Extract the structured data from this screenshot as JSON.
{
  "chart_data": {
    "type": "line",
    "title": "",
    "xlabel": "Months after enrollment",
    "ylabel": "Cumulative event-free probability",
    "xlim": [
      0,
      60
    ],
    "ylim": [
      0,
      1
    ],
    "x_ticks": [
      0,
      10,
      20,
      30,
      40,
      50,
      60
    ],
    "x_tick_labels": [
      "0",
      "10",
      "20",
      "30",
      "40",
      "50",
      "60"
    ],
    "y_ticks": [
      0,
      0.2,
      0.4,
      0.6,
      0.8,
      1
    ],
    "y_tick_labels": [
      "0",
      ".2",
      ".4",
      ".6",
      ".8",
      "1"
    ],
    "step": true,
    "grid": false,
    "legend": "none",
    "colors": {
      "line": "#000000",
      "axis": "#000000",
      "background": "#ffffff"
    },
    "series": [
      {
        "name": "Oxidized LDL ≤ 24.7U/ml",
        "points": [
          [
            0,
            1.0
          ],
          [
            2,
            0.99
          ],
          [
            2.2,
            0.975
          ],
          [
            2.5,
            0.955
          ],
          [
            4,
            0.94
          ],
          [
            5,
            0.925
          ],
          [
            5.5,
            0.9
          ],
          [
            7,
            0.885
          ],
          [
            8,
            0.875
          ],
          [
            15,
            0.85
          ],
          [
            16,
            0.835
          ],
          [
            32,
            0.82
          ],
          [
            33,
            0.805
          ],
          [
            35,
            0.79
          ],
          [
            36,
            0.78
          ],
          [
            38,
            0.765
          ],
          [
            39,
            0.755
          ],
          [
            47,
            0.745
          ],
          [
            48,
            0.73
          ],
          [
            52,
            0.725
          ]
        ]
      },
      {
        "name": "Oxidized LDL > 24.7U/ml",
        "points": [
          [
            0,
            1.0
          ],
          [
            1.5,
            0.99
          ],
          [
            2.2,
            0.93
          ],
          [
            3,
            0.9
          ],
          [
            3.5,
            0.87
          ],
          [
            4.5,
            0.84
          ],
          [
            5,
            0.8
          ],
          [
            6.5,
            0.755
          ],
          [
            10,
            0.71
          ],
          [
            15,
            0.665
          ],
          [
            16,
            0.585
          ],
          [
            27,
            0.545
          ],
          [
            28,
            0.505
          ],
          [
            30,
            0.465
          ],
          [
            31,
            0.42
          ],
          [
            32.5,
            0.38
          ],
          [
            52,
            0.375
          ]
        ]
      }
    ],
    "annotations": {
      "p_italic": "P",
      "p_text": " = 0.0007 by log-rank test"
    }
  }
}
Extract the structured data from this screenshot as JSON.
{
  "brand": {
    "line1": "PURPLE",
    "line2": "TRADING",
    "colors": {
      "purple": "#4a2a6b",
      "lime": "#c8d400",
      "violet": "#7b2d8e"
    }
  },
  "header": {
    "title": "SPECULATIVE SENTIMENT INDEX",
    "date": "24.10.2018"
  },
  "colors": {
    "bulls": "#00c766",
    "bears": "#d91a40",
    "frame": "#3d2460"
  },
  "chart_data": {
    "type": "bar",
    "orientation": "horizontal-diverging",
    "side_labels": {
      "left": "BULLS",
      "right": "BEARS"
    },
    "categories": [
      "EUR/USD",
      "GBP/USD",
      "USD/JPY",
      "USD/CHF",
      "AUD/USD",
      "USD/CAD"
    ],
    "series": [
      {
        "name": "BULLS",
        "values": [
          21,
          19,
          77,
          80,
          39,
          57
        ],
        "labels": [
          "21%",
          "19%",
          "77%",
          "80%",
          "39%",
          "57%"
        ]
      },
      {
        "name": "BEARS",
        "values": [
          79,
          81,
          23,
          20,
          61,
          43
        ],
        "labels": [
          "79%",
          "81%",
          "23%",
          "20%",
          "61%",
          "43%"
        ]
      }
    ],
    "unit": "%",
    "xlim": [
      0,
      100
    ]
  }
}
● ● ● ● ● ● ●
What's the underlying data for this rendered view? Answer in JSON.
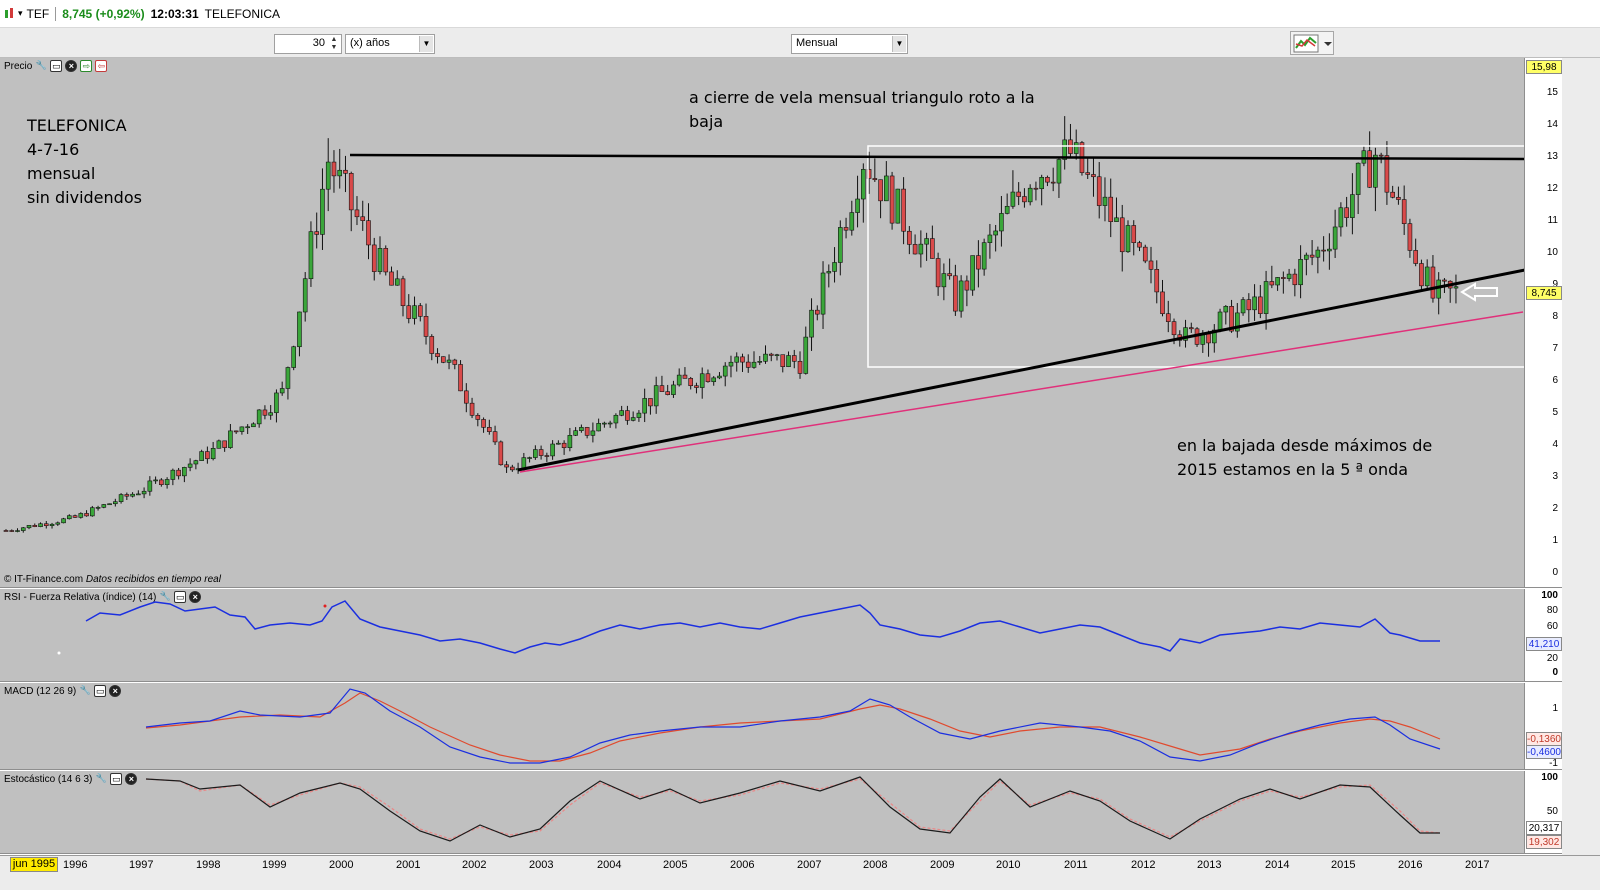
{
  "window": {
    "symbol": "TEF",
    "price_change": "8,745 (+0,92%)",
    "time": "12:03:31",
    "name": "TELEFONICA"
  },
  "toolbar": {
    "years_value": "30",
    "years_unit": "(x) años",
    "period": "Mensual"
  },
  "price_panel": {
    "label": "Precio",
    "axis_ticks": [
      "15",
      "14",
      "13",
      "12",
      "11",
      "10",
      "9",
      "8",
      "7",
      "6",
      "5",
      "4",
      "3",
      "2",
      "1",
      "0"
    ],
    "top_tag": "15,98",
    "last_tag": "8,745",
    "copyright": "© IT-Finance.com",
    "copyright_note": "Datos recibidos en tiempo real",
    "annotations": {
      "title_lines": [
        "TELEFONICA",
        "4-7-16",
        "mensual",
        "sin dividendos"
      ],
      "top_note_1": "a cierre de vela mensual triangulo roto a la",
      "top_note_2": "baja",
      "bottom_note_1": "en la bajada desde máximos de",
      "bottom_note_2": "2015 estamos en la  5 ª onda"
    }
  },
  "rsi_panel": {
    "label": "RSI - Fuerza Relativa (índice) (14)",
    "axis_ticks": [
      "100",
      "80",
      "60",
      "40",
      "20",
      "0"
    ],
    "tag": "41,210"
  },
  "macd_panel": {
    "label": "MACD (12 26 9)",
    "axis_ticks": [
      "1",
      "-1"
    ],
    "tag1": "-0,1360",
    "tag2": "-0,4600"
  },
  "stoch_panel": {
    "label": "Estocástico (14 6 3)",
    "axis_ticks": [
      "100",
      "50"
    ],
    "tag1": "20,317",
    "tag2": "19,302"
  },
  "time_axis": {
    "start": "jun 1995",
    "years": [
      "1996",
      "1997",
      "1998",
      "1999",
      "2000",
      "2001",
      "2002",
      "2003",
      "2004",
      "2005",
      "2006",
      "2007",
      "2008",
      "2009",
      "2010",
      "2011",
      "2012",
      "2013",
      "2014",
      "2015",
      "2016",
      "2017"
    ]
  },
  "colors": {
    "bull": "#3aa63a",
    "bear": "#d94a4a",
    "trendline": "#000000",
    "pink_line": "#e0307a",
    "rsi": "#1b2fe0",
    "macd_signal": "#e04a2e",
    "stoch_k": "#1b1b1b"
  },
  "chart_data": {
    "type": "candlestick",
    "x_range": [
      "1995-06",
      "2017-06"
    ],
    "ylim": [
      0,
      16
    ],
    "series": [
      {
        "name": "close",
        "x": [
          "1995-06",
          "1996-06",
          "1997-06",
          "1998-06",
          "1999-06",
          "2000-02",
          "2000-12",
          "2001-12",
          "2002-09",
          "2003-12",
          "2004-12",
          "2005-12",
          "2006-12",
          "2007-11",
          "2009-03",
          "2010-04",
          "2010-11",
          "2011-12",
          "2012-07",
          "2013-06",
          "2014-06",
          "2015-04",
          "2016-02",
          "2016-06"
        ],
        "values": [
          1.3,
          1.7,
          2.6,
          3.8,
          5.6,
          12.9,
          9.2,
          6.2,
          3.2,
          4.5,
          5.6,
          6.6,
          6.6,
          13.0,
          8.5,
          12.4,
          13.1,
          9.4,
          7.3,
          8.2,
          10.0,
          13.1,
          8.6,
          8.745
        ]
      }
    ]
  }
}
● ● ● ● ● ● ●
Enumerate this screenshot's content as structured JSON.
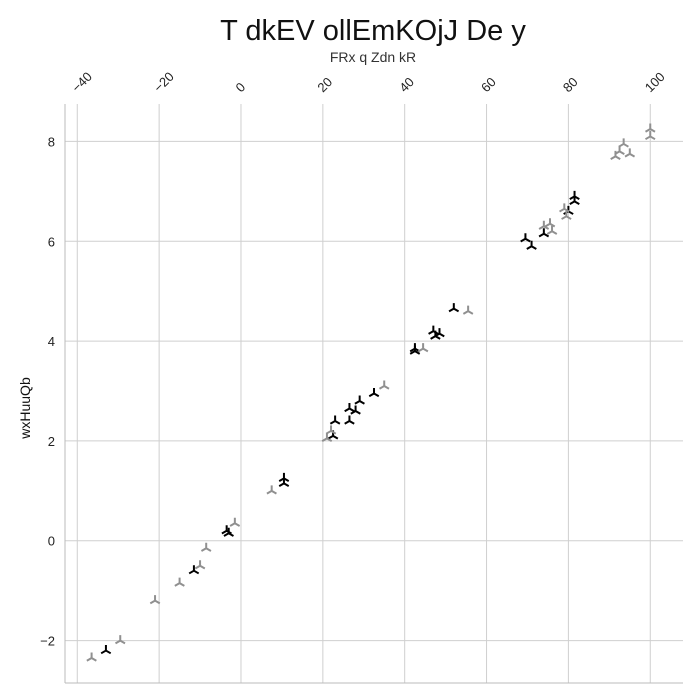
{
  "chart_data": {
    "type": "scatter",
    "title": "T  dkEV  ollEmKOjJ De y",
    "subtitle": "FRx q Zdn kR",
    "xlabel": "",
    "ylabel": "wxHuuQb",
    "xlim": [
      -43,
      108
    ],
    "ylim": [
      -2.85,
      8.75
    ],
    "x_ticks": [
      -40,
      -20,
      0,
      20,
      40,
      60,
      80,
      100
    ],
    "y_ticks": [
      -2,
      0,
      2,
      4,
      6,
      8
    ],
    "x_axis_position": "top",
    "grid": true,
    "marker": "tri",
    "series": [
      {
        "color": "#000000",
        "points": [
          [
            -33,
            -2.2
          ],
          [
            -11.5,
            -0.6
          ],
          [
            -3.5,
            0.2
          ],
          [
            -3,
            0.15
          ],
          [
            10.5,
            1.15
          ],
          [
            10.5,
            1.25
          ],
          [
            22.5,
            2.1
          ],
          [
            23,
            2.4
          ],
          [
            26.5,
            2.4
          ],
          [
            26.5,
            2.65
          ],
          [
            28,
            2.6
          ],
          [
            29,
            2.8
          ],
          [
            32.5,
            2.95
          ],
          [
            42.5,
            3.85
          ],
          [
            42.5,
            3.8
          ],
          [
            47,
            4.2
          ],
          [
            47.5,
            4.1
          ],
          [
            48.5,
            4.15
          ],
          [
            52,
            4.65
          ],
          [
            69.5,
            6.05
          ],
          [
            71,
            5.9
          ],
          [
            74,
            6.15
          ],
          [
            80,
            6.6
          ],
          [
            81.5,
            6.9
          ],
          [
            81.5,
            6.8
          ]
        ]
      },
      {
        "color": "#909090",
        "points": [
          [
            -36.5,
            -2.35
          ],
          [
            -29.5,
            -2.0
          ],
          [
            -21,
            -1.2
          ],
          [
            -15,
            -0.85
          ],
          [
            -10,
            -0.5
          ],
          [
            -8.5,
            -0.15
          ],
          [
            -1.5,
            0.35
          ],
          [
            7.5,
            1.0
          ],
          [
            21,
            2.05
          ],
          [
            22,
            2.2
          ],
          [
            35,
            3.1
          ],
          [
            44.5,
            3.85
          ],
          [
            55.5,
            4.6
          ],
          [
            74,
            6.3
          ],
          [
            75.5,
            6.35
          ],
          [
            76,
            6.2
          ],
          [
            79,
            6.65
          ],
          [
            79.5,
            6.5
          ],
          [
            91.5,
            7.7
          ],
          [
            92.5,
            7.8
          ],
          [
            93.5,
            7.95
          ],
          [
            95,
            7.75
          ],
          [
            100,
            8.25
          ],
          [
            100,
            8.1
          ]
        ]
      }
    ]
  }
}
● ● ● ● ● ● ●
» **What the exercise asks**: Examine the records and report how many lines contain the string "type". Only the number should be given.

» **Result below**: 4